# Input records:
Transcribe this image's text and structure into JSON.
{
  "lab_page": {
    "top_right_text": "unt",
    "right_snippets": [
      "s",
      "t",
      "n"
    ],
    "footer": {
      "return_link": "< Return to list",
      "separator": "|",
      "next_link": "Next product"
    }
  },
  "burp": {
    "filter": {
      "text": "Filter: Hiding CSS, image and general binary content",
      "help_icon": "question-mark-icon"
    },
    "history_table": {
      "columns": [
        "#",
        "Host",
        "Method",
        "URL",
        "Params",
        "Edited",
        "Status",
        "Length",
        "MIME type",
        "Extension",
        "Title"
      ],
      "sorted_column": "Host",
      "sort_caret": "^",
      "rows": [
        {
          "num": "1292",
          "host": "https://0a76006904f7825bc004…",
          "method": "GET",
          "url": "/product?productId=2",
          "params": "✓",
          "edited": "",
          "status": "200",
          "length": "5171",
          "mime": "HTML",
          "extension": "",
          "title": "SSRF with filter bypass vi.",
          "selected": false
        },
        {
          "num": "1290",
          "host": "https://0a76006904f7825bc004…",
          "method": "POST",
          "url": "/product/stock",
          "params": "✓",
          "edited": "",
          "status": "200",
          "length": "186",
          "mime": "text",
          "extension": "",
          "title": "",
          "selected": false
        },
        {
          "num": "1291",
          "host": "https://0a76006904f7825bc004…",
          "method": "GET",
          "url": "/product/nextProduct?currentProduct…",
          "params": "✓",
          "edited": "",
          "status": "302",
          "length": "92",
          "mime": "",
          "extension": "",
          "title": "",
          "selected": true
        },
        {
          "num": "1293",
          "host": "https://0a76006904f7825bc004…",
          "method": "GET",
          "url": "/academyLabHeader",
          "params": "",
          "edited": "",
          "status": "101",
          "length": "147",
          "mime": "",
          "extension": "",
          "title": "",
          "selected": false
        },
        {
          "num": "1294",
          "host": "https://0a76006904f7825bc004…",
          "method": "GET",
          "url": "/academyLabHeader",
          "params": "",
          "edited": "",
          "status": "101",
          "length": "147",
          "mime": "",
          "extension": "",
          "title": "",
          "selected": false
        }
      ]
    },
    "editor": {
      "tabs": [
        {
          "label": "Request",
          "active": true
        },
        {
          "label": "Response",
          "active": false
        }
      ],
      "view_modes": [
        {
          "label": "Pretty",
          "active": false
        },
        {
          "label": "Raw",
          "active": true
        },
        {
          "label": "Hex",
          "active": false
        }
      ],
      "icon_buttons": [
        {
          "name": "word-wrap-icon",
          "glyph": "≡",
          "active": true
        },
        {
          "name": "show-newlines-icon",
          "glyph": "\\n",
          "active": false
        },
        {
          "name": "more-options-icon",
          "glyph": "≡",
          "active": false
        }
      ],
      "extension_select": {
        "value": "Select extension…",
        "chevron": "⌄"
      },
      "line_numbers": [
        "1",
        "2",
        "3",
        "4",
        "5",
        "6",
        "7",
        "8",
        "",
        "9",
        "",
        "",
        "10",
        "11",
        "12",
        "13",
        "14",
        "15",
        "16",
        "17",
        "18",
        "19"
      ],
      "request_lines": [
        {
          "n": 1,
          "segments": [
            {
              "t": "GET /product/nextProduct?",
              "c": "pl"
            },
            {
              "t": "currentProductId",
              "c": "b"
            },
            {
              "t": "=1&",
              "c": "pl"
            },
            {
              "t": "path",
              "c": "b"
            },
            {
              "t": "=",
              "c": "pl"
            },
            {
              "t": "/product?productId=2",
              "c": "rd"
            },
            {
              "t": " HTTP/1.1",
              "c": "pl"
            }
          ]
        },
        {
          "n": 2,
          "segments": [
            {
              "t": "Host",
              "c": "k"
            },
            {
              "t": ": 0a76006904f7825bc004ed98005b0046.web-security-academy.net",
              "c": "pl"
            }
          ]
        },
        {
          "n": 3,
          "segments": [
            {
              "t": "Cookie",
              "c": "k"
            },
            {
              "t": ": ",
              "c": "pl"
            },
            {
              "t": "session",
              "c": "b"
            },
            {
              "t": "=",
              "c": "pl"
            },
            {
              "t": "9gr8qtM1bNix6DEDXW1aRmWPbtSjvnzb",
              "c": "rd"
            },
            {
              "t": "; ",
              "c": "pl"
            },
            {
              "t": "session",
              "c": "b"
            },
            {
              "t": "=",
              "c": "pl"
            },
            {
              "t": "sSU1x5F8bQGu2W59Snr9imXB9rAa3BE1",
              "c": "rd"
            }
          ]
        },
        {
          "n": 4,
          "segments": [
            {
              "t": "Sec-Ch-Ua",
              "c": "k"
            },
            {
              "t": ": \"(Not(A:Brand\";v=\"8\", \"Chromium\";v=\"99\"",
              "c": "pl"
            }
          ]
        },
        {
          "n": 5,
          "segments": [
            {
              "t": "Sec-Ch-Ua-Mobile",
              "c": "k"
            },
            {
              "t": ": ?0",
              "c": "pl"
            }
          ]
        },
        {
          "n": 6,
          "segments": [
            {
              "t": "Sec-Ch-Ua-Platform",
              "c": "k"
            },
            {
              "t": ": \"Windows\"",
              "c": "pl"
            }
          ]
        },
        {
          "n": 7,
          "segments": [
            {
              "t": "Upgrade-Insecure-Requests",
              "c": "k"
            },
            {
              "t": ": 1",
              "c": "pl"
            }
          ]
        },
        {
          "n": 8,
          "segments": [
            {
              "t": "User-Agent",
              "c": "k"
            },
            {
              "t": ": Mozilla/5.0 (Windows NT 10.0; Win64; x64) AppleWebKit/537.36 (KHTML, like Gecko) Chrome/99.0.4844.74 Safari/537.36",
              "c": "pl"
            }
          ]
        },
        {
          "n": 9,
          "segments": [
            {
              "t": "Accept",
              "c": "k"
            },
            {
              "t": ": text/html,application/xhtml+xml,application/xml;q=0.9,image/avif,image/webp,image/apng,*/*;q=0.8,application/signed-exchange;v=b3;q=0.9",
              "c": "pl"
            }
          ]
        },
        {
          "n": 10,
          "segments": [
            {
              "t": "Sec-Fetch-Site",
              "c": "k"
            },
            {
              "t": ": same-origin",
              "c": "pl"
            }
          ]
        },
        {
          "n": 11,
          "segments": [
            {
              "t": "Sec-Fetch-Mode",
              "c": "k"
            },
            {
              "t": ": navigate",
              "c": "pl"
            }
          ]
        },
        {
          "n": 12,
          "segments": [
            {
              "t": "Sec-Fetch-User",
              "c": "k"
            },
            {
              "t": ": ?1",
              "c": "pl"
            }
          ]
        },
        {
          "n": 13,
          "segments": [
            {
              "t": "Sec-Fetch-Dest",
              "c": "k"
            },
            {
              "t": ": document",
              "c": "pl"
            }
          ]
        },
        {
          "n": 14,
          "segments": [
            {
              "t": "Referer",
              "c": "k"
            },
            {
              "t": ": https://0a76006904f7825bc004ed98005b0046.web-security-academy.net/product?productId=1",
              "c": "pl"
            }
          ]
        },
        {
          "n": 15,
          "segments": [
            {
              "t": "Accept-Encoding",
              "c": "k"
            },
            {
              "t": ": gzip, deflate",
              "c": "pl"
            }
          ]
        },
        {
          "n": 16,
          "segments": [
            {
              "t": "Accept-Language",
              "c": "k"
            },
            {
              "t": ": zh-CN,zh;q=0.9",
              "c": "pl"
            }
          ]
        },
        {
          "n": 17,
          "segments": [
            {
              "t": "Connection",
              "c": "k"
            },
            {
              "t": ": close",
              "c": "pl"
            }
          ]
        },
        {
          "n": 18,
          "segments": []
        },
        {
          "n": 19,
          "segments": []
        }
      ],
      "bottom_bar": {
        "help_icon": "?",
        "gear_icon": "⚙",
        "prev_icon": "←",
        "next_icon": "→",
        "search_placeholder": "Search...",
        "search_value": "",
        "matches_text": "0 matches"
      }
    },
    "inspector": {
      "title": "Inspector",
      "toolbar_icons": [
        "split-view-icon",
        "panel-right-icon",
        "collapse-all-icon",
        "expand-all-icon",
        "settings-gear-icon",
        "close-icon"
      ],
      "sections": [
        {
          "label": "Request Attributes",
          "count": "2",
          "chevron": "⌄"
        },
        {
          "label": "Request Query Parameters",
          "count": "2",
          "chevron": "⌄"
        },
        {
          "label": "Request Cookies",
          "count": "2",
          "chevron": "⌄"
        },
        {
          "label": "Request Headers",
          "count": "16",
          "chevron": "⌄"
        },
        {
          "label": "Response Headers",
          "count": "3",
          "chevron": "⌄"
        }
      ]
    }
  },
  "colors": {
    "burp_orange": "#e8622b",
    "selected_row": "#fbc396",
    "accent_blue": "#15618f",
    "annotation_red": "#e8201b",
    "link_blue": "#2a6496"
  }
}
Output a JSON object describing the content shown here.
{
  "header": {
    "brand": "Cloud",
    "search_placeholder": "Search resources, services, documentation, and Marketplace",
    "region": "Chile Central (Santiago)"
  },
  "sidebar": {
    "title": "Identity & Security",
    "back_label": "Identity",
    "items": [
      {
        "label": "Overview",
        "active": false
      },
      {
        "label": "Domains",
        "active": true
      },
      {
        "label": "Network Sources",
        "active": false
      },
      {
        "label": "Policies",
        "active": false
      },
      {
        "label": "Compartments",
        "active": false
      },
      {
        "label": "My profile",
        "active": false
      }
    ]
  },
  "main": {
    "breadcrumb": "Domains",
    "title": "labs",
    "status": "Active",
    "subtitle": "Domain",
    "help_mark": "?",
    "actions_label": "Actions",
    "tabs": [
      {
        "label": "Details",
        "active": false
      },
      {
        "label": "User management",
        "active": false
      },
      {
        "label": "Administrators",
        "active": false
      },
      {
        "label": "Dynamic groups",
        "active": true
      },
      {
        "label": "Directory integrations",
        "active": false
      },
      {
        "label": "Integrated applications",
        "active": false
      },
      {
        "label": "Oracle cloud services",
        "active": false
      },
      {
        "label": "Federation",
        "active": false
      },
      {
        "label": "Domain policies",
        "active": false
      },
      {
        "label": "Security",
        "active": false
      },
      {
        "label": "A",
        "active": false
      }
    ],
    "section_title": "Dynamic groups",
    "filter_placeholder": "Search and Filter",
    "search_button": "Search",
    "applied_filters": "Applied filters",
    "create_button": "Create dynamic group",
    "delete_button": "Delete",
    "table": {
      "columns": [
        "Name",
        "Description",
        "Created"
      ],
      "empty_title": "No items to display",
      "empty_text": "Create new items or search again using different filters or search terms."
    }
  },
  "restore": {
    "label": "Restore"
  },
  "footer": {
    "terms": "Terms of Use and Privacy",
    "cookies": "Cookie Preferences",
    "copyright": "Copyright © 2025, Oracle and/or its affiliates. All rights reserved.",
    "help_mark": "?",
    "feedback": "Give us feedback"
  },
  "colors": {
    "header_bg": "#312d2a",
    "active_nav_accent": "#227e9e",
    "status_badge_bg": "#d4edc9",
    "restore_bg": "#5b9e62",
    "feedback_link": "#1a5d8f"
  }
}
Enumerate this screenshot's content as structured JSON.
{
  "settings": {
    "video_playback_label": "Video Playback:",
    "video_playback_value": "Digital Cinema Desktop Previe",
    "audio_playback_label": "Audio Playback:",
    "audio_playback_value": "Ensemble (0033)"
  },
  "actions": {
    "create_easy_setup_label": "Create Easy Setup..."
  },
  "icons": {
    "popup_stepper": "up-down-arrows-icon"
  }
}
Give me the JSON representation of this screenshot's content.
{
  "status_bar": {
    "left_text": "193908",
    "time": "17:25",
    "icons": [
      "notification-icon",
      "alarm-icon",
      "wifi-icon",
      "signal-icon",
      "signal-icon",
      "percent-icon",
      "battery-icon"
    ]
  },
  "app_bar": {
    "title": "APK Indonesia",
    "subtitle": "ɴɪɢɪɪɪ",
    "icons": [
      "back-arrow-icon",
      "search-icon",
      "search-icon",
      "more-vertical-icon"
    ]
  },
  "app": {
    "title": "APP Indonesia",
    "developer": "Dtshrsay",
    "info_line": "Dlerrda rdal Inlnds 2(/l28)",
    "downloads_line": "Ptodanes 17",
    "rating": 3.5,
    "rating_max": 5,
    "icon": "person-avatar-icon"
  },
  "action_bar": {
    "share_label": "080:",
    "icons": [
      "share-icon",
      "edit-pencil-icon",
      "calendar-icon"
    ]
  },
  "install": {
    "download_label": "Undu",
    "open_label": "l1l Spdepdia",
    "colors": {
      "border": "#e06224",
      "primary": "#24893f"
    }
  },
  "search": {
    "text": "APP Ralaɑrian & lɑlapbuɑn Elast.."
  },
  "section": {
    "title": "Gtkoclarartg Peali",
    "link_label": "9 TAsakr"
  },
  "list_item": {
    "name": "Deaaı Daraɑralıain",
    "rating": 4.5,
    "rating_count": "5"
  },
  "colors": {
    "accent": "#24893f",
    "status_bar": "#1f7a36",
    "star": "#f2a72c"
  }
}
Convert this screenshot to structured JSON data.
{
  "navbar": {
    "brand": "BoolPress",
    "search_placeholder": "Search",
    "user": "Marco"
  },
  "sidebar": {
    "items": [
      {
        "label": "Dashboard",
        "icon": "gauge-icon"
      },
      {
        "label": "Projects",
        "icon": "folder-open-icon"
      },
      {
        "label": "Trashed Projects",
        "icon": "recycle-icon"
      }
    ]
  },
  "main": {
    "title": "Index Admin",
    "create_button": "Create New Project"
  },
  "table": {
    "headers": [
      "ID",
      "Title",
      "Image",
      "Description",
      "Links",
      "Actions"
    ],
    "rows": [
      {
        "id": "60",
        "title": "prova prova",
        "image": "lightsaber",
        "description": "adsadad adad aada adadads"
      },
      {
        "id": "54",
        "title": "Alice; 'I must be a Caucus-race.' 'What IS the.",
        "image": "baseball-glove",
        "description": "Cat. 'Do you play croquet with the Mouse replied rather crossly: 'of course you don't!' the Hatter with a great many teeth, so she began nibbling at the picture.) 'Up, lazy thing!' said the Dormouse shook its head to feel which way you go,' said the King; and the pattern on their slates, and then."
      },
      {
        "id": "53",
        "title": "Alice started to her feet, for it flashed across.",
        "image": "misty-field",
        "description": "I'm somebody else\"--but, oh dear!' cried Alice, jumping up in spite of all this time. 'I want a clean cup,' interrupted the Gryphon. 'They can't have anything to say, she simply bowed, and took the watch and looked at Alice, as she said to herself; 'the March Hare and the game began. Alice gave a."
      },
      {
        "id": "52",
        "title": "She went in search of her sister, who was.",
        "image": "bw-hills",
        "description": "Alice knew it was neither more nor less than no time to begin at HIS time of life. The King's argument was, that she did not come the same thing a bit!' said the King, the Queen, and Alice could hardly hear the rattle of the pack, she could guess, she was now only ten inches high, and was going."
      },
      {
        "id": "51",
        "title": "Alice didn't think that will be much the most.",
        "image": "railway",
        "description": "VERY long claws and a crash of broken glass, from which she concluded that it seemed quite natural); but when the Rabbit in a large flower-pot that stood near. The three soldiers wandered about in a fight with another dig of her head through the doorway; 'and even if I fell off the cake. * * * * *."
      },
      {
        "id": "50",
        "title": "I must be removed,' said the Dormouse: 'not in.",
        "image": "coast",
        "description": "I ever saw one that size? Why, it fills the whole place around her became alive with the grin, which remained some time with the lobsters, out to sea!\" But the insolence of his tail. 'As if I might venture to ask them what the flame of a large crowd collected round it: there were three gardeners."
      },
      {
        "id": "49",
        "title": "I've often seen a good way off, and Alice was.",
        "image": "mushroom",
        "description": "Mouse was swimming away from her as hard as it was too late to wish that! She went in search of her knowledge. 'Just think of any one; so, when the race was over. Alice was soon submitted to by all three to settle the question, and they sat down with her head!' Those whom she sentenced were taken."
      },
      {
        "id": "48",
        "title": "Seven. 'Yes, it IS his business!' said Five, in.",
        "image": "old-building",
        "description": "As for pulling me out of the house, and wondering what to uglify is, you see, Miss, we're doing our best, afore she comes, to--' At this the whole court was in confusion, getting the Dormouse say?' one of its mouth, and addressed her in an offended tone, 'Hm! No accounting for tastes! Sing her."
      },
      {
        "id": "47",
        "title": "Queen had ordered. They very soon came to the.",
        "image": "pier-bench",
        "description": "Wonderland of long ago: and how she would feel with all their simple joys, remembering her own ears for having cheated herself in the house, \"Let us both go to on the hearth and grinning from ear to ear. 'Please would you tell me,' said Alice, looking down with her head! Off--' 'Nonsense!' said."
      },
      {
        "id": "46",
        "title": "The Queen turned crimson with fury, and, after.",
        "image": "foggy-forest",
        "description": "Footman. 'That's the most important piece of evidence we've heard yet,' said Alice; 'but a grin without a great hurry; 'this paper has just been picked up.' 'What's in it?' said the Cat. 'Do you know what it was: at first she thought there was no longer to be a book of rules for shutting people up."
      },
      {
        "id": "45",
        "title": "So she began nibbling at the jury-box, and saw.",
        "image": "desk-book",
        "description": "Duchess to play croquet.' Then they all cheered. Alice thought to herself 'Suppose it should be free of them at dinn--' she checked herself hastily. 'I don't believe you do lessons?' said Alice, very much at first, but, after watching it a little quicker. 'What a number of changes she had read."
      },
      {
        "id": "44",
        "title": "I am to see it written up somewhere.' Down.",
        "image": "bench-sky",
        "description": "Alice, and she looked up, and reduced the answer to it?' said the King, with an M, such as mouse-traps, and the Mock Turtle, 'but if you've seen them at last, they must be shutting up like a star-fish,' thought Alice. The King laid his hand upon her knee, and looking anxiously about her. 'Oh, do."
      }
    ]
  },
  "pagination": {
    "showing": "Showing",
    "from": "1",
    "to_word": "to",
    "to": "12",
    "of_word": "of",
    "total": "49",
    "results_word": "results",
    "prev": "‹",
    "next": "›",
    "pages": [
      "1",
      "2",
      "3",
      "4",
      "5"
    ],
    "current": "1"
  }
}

# Exercise instructions:
In the records above, find each line with the word "terms" and copy it.

# Answer for this exercise:
      "empty_text": "Create new items or search again using different filters or search terms."
    "terms": "Terms of Use and Privacy",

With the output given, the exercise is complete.